>>>>
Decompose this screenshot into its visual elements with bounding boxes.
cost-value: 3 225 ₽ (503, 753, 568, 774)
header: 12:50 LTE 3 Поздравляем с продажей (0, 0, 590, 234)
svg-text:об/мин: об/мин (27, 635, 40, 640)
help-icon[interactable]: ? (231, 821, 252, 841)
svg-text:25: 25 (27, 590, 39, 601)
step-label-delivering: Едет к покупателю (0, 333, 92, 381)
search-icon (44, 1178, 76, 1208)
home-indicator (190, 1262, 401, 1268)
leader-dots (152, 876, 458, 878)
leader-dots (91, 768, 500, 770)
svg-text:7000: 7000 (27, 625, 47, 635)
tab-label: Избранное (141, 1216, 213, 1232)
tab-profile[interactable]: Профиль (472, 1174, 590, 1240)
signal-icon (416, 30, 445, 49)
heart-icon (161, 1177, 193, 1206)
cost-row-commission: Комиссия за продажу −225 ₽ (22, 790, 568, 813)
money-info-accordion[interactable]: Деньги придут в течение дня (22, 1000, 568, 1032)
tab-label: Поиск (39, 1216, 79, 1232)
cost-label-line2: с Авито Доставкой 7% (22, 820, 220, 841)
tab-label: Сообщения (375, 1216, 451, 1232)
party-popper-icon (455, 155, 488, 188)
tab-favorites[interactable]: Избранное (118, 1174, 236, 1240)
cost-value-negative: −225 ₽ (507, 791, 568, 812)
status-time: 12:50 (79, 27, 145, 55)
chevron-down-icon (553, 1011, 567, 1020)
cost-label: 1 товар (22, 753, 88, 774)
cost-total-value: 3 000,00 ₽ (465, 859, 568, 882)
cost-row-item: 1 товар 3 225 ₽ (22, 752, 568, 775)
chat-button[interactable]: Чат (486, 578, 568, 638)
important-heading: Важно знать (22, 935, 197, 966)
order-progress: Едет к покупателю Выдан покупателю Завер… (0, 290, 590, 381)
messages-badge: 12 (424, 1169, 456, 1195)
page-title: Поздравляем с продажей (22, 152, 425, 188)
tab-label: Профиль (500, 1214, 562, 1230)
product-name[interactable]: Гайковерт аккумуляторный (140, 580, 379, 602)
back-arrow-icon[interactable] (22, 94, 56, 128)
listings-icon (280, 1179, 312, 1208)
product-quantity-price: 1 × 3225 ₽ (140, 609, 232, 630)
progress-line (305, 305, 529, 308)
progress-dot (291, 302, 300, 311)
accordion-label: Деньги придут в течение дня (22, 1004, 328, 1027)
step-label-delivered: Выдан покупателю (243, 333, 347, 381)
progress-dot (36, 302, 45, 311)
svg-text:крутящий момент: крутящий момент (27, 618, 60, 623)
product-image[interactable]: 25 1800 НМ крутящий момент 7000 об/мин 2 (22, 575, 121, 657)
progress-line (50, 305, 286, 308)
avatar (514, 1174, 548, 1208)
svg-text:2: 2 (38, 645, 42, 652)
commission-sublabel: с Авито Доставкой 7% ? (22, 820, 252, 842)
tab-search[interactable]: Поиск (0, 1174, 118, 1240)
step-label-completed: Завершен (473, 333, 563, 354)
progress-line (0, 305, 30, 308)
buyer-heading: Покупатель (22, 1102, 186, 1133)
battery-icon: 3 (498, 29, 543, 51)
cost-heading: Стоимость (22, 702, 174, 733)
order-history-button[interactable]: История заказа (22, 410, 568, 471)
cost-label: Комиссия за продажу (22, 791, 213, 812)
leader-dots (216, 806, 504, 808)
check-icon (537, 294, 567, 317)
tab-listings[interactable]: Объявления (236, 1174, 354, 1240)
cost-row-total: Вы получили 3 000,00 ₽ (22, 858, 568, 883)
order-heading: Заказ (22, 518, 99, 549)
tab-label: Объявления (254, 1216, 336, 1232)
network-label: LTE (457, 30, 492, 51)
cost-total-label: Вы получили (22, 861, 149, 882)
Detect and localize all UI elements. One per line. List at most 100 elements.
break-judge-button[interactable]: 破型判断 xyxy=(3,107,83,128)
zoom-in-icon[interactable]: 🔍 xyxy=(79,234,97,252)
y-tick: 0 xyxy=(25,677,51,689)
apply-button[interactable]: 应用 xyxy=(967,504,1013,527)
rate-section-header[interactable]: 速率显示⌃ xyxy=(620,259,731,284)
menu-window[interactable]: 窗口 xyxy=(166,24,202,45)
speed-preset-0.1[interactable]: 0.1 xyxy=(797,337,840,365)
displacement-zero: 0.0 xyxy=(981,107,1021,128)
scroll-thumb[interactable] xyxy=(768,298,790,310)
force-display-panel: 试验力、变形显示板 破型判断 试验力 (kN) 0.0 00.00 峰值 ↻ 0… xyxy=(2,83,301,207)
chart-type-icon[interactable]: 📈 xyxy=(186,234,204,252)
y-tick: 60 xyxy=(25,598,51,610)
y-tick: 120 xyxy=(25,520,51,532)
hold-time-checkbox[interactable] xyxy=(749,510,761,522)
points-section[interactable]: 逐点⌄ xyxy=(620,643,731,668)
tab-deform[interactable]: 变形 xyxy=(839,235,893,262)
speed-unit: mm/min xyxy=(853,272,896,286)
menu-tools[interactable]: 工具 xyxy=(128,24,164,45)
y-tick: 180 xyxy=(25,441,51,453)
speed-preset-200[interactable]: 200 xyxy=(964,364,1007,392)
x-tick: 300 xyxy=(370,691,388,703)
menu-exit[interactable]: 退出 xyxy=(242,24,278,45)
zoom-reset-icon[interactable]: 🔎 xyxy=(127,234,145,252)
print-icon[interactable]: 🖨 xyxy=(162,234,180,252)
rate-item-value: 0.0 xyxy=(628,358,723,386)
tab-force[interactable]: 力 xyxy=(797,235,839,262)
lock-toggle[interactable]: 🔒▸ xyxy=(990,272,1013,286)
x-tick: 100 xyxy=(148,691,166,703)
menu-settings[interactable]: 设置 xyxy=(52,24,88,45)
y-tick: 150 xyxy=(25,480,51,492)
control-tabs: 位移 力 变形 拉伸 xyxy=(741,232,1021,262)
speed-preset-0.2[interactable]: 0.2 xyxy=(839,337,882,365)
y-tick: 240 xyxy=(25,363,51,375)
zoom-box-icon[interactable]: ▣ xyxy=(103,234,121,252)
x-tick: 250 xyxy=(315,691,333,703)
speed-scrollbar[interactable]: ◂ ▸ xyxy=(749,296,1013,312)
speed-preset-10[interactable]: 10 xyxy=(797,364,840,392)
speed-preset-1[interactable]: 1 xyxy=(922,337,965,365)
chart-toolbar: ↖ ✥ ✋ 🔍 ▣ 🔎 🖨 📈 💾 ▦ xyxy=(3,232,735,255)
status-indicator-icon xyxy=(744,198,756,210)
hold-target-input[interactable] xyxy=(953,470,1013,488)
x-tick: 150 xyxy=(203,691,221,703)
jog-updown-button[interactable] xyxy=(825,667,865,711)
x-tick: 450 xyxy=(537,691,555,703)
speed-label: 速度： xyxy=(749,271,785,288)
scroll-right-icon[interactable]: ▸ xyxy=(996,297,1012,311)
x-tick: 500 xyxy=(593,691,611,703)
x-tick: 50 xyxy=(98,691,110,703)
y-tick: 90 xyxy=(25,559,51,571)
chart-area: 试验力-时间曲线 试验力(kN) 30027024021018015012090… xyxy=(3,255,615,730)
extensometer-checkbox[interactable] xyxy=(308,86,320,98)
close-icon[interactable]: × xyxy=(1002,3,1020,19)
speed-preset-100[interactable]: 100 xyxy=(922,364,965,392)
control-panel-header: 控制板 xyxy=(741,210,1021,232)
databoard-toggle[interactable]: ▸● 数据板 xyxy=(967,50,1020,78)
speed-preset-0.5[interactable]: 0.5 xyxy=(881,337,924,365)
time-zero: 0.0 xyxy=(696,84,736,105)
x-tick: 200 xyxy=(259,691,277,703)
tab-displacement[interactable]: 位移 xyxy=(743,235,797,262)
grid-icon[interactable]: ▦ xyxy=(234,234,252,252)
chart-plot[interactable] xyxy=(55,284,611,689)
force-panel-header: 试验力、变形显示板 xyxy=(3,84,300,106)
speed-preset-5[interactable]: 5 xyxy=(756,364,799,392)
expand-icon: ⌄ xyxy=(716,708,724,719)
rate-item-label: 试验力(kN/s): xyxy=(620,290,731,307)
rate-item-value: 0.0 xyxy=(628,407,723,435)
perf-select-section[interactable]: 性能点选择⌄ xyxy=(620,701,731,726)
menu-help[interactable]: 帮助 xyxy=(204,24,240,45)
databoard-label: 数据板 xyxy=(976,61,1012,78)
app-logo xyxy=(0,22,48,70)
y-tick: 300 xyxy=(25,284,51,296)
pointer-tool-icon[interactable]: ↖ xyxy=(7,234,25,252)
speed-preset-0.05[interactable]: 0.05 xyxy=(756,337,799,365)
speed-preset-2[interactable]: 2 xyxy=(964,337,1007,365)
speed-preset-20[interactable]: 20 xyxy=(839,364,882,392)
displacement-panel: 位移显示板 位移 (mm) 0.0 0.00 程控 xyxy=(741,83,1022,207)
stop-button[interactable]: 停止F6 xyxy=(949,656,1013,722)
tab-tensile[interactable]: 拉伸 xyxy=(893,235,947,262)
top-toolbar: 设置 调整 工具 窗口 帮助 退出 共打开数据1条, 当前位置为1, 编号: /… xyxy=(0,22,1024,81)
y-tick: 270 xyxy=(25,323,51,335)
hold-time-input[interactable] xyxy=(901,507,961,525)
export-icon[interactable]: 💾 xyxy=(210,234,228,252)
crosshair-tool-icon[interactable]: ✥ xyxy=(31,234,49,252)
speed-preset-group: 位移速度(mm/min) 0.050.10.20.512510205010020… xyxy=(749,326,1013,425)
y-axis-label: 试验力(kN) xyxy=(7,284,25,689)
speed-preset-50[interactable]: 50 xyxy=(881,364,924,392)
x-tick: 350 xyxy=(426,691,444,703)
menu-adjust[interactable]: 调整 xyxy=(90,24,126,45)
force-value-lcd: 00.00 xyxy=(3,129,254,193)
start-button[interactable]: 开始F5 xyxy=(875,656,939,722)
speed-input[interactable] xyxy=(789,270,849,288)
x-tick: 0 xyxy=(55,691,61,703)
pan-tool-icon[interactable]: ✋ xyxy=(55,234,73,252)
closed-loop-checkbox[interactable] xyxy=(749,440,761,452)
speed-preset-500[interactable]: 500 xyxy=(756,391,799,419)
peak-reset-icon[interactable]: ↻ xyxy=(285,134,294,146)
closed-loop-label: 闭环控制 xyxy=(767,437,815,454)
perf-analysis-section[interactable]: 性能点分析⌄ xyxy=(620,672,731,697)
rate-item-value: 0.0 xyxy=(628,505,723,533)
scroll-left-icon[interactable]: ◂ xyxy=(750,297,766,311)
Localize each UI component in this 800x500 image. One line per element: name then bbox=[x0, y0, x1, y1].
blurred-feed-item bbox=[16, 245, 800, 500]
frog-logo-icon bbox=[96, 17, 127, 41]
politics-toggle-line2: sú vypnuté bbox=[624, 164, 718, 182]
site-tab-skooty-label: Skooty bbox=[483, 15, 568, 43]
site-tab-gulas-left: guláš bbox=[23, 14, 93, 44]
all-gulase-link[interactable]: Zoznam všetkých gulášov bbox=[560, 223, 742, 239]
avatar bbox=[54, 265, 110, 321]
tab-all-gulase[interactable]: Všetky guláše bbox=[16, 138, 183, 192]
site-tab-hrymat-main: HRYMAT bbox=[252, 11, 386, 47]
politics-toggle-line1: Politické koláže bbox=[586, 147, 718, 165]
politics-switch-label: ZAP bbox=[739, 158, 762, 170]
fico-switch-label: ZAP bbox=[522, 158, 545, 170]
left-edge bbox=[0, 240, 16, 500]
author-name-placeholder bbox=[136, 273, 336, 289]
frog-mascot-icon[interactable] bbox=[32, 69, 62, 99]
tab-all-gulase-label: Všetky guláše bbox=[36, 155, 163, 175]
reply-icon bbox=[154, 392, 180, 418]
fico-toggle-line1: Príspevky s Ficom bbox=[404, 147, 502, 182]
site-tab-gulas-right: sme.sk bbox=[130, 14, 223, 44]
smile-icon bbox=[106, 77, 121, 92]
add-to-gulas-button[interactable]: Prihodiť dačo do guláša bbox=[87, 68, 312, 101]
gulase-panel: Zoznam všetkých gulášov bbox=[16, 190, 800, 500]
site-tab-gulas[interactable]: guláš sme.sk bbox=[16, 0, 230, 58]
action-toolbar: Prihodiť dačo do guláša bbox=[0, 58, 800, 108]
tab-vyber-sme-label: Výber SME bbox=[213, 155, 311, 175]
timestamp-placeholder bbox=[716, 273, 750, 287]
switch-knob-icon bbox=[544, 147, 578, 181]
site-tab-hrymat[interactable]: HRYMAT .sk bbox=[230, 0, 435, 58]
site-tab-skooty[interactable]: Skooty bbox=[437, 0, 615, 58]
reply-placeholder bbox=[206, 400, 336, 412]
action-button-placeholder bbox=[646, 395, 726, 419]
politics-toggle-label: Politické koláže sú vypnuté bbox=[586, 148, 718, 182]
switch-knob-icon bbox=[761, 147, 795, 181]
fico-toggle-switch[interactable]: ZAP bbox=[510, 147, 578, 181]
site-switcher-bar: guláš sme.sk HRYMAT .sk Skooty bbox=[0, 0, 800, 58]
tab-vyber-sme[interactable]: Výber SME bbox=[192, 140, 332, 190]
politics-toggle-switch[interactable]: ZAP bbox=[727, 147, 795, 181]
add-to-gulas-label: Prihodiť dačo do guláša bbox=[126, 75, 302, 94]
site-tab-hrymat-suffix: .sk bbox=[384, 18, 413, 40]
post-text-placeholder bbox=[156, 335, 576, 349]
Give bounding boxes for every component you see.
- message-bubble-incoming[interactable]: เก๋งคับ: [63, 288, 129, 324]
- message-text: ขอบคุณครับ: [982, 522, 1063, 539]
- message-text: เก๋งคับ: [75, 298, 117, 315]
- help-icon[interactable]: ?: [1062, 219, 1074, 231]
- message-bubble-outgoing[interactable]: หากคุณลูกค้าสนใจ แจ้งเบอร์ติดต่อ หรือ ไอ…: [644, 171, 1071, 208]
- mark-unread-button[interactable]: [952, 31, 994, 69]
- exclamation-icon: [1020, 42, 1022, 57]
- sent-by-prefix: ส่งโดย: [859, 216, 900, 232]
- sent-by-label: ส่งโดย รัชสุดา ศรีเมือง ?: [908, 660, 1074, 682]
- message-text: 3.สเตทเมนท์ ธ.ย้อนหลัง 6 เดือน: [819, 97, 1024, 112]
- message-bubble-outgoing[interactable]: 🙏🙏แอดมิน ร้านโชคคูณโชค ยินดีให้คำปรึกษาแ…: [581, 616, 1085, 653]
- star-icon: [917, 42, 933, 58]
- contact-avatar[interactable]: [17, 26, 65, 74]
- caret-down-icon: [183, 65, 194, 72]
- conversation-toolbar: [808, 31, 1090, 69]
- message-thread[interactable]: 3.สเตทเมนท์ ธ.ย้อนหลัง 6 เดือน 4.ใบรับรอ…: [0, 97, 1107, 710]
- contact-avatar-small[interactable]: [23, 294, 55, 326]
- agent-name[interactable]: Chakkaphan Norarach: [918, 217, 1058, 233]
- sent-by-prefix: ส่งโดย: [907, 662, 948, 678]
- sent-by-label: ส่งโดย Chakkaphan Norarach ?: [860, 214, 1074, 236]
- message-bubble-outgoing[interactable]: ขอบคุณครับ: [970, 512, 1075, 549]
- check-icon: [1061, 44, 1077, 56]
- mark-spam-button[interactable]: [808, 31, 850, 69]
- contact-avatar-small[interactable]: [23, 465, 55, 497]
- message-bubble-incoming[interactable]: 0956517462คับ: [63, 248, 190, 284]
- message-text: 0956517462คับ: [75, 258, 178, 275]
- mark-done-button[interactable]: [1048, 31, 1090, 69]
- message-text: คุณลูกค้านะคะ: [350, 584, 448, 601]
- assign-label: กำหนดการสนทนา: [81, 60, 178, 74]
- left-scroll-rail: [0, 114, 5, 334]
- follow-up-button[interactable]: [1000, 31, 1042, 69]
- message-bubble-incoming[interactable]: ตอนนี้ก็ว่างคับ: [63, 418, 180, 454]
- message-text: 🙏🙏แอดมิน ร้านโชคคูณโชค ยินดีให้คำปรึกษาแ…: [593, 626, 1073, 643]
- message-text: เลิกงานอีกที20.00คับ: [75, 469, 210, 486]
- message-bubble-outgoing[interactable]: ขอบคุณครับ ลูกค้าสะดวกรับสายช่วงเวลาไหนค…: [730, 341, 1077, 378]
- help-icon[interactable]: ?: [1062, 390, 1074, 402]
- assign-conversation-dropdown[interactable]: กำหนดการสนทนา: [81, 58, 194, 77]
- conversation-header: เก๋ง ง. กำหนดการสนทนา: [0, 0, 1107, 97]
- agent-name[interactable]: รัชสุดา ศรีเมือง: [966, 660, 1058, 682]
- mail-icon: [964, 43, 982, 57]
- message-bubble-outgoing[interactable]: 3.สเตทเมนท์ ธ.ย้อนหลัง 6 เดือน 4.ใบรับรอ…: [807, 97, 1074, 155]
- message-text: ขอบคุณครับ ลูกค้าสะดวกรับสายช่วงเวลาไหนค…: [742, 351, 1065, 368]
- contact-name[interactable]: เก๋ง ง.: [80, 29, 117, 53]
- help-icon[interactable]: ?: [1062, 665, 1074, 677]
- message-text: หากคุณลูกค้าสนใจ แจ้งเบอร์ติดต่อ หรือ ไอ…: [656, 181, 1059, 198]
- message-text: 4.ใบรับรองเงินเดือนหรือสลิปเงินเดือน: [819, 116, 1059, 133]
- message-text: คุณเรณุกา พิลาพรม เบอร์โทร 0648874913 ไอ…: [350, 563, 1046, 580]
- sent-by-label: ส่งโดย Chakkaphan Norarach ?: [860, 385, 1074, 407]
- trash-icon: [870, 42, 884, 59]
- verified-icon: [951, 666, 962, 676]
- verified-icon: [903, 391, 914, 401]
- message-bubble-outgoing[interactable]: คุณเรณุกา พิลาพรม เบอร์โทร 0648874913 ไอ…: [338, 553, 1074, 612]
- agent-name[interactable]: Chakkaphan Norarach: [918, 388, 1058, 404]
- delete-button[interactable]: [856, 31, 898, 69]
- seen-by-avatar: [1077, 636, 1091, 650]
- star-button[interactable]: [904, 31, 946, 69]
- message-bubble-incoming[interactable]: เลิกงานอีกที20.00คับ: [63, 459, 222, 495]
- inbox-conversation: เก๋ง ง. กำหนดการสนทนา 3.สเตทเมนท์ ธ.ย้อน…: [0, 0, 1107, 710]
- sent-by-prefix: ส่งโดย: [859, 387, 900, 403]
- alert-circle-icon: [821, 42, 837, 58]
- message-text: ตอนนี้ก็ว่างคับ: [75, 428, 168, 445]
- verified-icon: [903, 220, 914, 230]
<<<<
Could you arrange the material from its very first line through the line containing "tab-label: Поиск (39, 1216, 79, 1232)" as a JSON list of strings, with one string per line and no blank lines?

[
  "Decompose this screenshot into its visual elements with bounding boxes.",
  "cost-value: 3 225 ₽ (503, 753, 568, 774)",
  "header: 12:50 LTE 3 Поздравляем с продажей (0, 0, 590, 234)",
  "svg-text:об/мин: об/мин (27, 635, 40, 640)",
  "help-icon[interactable]: ? (231, 821, 252, 841)",
  "svg-text:25: 25 (27, 590, 39, 601)",
  "step-label-delivering: Едет к покупателю (0, 333, 92, 381)",
  "search-icon (44, 1178, 76, 1208)",
  "home-indicator (190, 1262, 401, 1268)",
  "leader-dots (152, 876, 458, 878)",
  "leader-dots (91, 768, 500, 770)",
  "svg-text:7000: 7000 (27, 625, 47, 635)",
  "tab-label: Избранное (141, 1216, 213, 1232)",
  "tab-profile[interactable]: Профиль (472, 1174, 590, 1240)",
  "signal-icon (416, 30, 445, 49)",
  "heart-icon (161, 1177, 193, 1206)",
  "cost-row-commission: Комиссия за продажу −225 ₽ (22, 790, 568, 813)",
  "money-info-accordion[interactable]: Деньги придут в течение дня (22, 1000, 568, 1032)",
  "tab-label: Поиск (39, 1216, 79, 1232)"
]